Tally each line where the word "this" occurs, then give only the total.
— BEGIN Information provided —
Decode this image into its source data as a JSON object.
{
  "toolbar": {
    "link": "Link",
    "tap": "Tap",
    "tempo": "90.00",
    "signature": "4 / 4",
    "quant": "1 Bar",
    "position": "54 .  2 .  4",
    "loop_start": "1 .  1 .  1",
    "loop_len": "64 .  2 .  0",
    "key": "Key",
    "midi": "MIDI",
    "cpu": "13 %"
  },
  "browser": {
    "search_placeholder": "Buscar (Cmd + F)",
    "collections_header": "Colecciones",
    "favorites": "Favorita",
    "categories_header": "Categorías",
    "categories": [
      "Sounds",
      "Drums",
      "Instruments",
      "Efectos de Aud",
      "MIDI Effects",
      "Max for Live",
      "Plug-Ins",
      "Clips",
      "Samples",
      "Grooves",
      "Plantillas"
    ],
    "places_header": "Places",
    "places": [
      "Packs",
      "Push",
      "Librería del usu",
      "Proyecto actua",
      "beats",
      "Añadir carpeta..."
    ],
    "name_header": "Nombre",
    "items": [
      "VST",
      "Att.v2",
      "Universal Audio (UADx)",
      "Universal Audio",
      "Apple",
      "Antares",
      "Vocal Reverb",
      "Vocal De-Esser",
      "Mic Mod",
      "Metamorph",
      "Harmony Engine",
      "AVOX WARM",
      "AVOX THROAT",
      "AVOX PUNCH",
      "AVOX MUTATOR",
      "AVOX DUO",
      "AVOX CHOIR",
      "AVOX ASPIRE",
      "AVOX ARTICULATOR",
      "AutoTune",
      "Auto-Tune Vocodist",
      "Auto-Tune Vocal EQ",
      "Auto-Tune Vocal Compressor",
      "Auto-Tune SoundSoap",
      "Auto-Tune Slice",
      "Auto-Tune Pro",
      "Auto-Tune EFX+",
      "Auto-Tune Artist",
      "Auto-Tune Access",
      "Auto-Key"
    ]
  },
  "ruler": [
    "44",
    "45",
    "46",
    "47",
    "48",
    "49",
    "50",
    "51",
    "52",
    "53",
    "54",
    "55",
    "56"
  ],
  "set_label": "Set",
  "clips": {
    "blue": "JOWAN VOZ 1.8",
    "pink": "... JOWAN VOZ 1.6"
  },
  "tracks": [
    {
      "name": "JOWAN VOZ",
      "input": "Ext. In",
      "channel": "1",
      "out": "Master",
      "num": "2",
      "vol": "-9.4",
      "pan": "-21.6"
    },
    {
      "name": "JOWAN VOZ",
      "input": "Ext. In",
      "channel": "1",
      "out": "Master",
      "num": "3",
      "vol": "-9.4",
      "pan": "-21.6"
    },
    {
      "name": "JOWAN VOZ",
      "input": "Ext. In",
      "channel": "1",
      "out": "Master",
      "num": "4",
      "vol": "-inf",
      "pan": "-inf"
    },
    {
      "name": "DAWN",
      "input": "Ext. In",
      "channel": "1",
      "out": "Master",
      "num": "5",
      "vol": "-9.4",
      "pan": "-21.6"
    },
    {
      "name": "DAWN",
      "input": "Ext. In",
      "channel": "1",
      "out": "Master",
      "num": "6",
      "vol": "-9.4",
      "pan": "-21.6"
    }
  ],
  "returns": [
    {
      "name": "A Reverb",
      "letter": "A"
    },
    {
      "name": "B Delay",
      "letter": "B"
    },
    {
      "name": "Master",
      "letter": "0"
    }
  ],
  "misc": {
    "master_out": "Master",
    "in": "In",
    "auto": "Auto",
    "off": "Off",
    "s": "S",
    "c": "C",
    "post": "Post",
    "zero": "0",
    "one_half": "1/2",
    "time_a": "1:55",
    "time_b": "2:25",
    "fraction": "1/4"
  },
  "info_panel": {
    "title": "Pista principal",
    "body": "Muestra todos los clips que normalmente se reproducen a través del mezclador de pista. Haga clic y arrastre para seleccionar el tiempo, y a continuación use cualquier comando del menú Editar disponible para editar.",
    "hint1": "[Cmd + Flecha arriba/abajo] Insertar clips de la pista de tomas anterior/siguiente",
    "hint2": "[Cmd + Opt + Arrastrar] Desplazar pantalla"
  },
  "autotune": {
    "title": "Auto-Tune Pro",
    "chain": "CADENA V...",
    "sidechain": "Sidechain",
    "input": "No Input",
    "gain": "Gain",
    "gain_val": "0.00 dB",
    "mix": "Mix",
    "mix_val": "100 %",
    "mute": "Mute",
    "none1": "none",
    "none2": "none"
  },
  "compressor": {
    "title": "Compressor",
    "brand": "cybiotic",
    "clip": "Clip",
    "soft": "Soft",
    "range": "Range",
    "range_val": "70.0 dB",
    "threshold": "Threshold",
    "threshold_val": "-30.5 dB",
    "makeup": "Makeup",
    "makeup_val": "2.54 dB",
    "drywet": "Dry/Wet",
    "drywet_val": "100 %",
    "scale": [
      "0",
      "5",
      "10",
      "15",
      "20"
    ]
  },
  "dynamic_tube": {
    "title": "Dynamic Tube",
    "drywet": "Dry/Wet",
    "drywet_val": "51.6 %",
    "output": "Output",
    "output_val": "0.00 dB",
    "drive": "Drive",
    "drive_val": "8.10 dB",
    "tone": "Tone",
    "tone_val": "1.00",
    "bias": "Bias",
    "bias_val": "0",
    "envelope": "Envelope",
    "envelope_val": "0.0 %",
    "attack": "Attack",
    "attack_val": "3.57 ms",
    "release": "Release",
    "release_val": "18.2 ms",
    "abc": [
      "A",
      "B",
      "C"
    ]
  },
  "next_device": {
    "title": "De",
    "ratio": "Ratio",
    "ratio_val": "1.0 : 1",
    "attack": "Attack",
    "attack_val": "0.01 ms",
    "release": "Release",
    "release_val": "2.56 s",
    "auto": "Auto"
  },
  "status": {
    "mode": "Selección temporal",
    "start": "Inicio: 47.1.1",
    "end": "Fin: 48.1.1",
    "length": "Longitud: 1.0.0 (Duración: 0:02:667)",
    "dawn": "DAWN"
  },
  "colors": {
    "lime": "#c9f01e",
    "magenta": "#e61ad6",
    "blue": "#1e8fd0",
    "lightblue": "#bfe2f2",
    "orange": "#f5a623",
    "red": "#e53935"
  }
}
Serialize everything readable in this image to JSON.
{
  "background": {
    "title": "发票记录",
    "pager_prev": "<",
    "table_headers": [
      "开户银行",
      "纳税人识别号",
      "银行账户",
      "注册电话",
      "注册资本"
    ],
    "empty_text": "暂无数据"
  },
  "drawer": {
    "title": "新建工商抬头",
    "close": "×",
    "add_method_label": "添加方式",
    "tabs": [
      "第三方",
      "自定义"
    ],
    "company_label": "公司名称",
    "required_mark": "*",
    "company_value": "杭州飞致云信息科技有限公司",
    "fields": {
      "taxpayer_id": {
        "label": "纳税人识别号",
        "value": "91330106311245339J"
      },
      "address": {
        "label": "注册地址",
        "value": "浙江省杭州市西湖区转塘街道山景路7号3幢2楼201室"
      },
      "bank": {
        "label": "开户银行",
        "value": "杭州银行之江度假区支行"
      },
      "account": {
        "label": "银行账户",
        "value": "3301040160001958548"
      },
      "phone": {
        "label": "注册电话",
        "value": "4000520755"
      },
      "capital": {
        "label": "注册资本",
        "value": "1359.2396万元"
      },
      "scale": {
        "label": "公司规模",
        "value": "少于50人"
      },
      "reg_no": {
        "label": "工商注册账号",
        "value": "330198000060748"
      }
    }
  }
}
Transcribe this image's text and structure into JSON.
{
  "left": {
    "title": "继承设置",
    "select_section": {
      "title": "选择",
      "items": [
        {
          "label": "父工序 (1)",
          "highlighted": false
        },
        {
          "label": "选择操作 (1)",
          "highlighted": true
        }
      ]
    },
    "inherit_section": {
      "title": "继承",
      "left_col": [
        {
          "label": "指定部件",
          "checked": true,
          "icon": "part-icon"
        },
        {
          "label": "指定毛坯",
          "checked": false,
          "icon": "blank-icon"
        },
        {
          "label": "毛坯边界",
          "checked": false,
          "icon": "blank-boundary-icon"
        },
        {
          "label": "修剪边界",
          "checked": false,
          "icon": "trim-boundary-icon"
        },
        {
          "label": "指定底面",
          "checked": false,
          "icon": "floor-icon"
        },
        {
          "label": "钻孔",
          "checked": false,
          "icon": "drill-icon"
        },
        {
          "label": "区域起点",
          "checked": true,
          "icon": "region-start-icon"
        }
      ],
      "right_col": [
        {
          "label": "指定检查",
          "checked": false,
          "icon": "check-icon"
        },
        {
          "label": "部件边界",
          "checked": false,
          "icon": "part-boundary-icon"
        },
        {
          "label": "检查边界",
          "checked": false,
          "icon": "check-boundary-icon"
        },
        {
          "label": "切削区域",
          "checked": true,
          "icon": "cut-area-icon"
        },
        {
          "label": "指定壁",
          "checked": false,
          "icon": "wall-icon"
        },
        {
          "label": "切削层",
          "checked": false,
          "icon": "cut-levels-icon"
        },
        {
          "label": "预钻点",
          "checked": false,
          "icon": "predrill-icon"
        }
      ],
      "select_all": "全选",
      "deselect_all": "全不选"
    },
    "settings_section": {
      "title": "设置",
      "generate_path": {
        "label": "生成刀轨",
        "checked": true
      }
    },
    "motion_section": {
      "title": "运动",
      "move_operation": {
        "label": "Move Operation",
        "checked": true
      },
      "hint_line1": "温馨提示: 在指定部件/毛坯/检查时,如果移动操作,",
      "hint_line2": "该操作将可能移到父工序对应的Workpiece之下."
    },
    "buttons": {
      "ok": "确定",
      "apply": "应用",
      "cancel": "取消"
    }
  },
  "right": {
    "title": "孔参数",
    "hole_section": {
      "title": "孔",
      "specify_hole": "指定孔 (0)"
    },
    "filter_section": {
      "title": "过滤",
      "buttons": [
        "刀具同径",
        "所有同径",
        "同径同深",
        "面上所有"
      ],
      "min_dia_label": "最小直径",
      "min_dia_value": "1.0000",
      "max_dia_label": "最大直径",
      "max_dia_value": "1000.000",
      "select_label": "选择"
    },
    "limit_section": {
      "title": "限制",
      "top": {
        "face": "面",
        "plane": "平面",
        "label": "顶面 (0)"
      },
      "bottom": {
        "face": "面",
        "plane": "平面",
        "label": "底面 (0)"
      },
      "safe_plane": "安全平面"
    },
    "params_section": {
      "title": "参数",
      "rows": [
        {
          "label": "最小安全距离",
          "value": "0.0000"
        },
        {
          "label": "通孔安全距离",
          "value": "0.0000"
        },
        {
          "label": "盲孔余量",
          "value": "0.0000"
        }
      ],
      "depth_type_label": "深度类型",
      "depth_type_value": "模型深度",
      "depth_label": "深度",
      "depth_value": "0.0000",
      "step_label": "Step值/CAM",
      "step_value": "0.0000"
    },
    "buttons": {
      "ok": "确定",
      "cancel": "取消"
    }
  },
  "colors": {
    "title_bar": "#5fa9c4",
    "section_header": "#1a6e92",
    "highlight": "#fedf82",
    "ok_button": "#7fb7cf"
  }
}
— END Information provided —
Finished exercise
3